### Your instructions:
Locate all lines in the data below that hold "Cuenta" and show them.

[Stored entries]
++++++++++

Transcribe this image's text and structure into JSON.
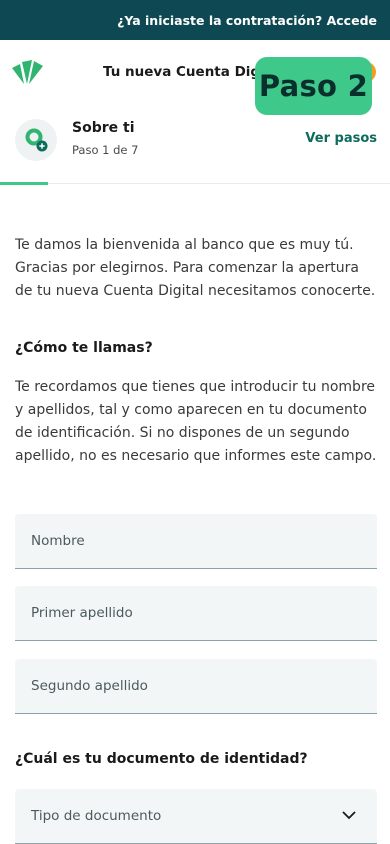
{
  "topbar": {
    "link_text": "¿Ya iniciaste la contratación? Accede"
  },
  "header": {
    "title": "Tu nueva Cuenta Digital",
    "badge": "Paso 2"
  },
  "step": {
    "title": "Sobre ti",
    "subtitle": "Paso 1 de 7",
    "action": "Ver pasos"
  },
  "intro": "Te damos la bienvenida al banco que es muy tú. Gracias por elegirnos. Para comenzar la apertura de tu nueva Cuenta Digital necesitamos conocerte.",
  "name_section": {
    "title": "¿Cómo te llamas?",
    "help": "Te recordamos que tienes que introducir tu nombre y apellidos, tal y como aparecen en tu documento de identificación. Si no dispones de un segundo apellido, no es necesario que informes este campo."
  },
  "fields": {
    "nombre": {
      "placeholder": "Nombre",
      "value": ""
    },
    "primer_apellido": {
      "placeholder": "Primer apellido",
      "value": ""
    },
    "segundo_apellido": {
      "placeholder": "Segundo apellido",
      "value": ""
    }
  },
  "document_section": {
    "title": "¿Cuál es tu documento de identidad?",
    "select_label": "Tipo de documento"
  },
  "colors": {
    "topbar": "#0d4853",
    "accent": "#3ec98a",
    "link": "#0d6b5e",
    "field_bg": "#f3f6f6"
  }
}
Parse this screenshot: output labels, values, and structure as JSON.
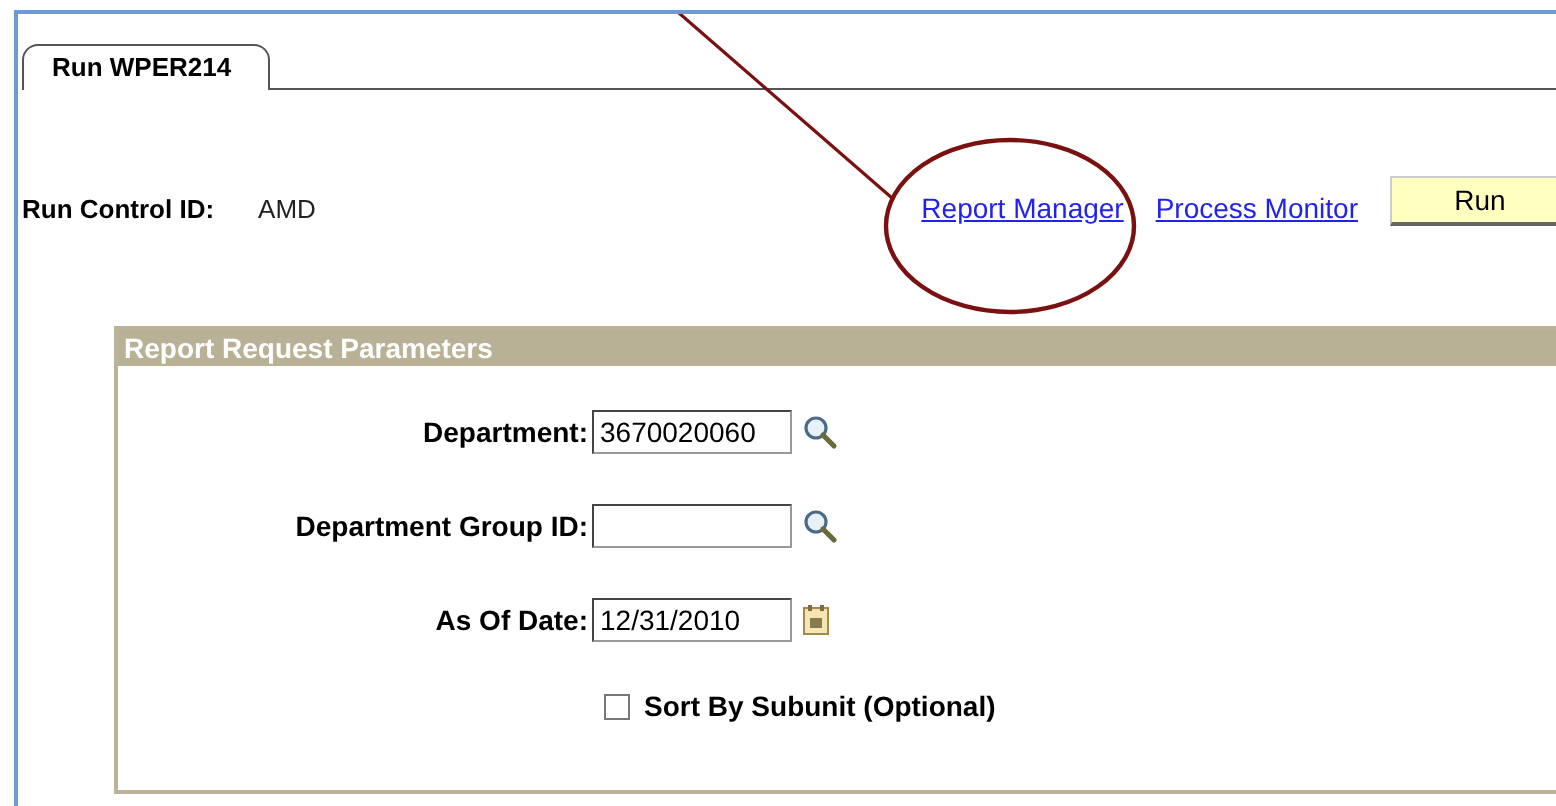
{
  "tabs": [
    {
      "label": "Run WPER214",
      "selected": true
    }
  ],
  "run_control": {
    "label": "Run Control ID:",
    "value": "AMD"
  },
  "links": [
    "Report Manager",
    "Process Monitor"
  ],
  "run_button": "Run",
  "panel": {
    "title": "Report Request Parameters",
    "fields": [
      {
        "kind": "lookup",
        "label": "Department:",
        "value": "3670020060"
      },
      {
        "kind": "lookup",
        "label": "Department Group ID:"
      },
      {
        "kind": "date",
        "label": "As Of Date:",
        "value": "12/31/2010"
      }
    ],
    "checkbox": {
      "label": "Sort By Subunit (Optional)",
      "checked": false
    }
  }
}
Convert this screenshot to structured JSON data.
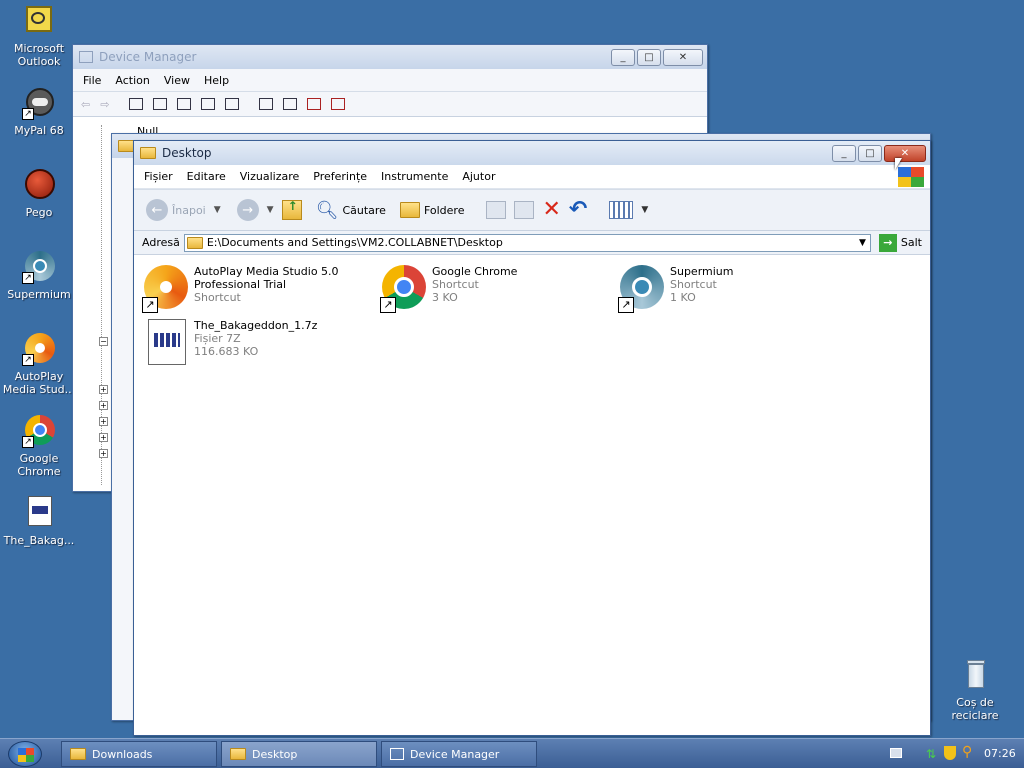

++++++++++

### Solved problem:
    "title": "Tu nueva Cuenta Digital",
  "intro": "Te damos la bienvenida al banco que es muy tú. Gracias por elegirnos. Para comenzar la apertura de tu nueva Cuenta Digital necesitamos conocerte.",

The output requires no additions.